What the task requires: Write the data out again in full, with no departure from the original.

Dataset records:

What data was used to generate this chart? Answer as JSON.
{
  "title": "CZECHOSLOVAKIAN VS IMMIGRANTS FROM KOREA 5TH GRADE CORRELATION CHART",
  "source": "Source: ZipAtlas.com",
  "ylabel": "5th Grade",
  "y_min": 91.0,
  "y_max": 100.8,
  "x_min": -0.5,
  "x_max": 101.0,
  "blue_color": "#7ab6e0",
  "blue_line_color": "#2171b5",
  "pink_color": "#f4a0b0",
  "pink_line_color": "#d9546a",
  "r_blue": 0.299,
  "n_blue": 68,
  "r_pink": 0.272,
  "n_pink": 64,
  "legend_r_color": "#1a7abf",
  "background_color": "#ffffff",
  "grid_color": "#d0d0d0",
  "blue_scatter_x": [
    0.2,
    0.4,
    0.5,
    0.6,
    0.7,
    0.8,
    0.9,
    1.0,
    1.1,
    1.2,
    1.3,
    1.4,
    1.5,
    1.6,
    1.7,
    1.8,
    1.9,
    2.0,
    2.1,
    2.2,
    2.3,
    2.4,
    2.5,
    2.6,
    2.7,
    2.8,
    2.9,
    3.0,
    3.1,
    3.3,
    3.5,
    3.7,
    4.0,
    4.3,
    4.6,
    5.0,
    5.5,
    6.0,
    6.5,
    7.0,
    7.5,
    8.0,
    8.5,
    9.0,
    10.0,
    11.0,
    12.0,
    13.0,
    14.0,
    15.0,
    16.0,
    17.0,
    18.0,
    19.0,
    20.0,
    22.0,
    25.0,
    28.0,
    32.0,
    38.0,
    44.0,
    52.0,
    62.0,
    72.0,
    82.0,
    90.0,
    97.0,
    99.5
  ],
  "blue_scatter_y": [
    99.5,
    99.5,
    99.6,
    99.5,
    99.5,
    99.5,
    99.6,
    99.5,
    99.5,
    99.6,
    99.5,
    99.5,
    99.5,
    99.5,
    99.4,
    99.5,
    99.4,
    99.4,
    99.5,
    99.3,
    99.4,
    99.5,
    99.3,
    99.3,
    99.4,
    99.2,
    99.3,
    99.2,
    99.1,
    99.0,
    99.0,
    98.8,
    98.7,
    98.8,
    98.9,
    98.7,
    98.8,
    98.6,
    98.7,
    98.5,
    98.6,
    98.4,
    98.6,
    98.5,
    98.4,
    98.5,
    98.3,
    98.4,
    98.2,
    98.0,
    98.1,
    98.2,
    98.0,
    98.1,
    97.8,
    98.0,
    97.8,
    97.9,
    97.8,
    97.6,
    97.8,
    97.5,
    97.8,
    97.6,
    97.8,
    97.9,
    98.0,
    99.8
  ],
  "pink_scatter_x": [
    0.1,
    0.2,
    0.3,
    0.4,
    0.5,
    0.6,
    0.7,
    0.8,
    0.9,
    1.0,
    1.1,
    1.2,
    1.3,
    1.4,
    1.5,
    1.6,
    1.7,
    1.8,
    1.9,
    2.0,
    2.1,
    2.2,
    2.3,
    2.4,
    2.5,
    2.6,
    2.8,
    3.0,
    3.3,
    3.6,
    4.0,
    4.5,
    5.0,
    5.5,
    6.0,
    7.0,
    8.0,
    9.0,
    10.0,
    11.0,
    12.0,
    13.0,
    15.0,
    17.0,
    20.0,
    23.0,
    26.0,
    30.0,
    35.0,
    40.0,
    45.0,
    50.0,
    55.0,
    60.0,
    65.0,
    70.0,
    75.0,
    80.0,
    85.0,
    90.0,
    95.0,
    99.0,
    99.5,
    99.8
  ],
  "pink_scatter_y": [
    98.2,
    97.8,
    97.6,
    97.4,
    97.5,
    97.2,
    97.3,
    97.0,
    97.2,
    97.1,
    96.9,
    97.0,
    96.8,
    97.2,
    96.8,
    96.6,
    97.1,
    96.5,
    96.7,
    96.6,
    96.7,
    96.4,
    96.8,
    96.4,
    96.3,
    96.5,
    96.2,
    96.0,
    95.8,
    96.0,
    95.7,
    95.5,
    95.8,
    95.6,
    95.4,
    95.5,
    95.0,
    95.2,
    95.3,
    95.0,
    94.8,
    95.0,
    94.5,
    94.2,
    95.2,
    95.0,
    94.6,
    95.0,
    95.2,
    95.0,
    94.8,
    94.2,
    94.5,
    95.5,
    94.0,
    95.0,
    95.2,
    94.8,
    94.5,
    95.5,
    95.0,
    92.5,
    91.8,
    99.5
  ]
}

The answer:
What data was used to generate this chart? Answer as JSON.
{
  "title": "CZECHOSLOVAKIAN VS IMMIGRANTS FROM KOREA 5TH GRADE CORRELATION CHART",
  "source": "Source: ZipAtlas.com",
  "ylabel": "5th Grade",
  "y_min": 91.0,
  "y_max": 100.8,
  "x_min": -0.5,
  "x_max": 101.0,
  "blue_color": "#7ab6e0",
  "blue_line_color": "#2171b5",
  "pink_color": "#f4a0b0",
  "pink_line_color": "#d9546a",
  "r_blue": 0.299,
  "n_blue": 68,
  "r_pink": 0.272,
  "n_pink": 64,
  "legend_r_color": "#1a7abf",
  "background_color": "#ffffff",
  "grid_color": "#d0d0d0",
  "blue_scatter_x": [
    0.2,
    0.4,
    0.5,
    0.6,
    0.7,
    0.8,
    0.9,
    1.0,
    1.1,
    1.2,
    1.3,
    1.4,
    1.5,
    1.6,
    1.7,
    1.8,
    1.9,
    2.0,
    2.1,
    2.2,
    2.3,
    2.4,
    2.5,
    2.6,
    2.7,
    2.8,
    2.9,
    3.0,
    3.1,
    3.3,
    3.5,
    3.7,
    4.0,
    4.3,
    4.6,
    5.0,
    5.5,
    6.0,
    6.5,
    7.0,
    7.5,
    8.0,
    8.5,
    9.0,
    10.0,
    11.0,
    12.0,
    13.0,
    14.0,
    15.0,
    16.0,
    17.0,
    18.0,
    19.0,
    20.0,
    22.0,
    25.0,
    28.0,
    32.0,
    38.0,
    44.0,
    52.0,
    62.0,
    72.0,
    82.0,
    90.0,
    97.0,
    99.5
  ],
  "blue_scatter_y": [
    99.5,
    99.5,
    99.6,
    99.5,
    99.5,
    99.5,
    99.6,
    99.5,
    99.5,
    99.6,
    99.5,
    99.5,
    99.5,
    99.5,
    99.4,
    99.5,
    99.4,
    99.4,
    99.5,
    99.3,
    99.4,
    99.5,
    99.3,
    99.3,
    99.4,
    99.2,
    99.3,
    99.2,
    99.1,
    99.0,
    99.0,
    98.8,
    98.7,
    98.8,
    98.9,
    98.7,
    98.8,
    98.6,
    98.7,
    98.5,
    98.6,
    98.4,
    98.6,
    98.5,
    98.4,
    98.5,
    98.3,
    98.4,
    98.2,
    98.0,
    98.1,
    98.2,
    98.0,
    98.1,
    97.8,
    98.0,
    97.8,
    97.9,
    97.8,
    97.6,
    97.8,
    97.5,
    97.8,
    97.6,
    97.8,
    97.9,
    98.0,
    99.8
  ],
  "pink_scatter_x": [
    0.1,
    0.2,
    0.3,
    0.4,
    0.5,
    0.6,
    0.7,
    0.8,
    0.9,
    1.0,
    1.1,
    1.2,
    1.3,
    1.4,
    1.5,
    1.6,
    1.7,
    1.8,
    1.9,
    2.0,
    2.1,
    2.2,
    2.3,
    2.4,
    2.5,
    2.6,
    2.8,
    3.0,
    3.3,
    3.6,
    4.0,
    4.5,
    5.0,
    5.5,
    6.0,
    7.0,
    8.0,
    9.0,
    10.0,
    11.0,
    12.0,
    13.0,
    15.0,
    17.0,
    20.0,
    23.0,
    26.0,
    30.0,
    35.0,
    40.0,
    45.0,
    50.0,
    55.0,
    60.0,
    65.0,
    70.0,
    75.0,
    80.0,
    85.0,
    90.0,
    95.0,
    99.0,
    99.5,
    99.8
  ],
  "pink_scatter_y": [
    98.2,
    97.8,
    97.6,
    97.4,
    97.5,
    97.2,
    97.3,
    97.0,
    97.2,
    97.1,
    96.9,
    97.0,
    96.8,
    97.2,
    96.8,
    96.6,
    97.1,
    96.5,
    96.7,
    96.6,
    96.7,
    96.4,
    96.8,
    96.4,
    96.3,
    96.5,
    96.2,
    96.0,
    95.8,
    96.0,
    95.7,
    95.5,
    95.8,
    95.6,
    95.4,
    95.5,
    95.0,
    95.2,
    95.3,
    95.0,
    94.8,
    95.0,
    94.5,
    94.2,
    95.2,
    95.0,
    94.6,
    95.0,
    95.2,
    95.0,
    94.8,
    94.2,
    94.5,
    95.5,
    94.0,
    95.0,
    95.2,
    94.8,
    94.5,
    95.5,
    95.0,
    92.5,
    91.8,
    99.5
  ]
}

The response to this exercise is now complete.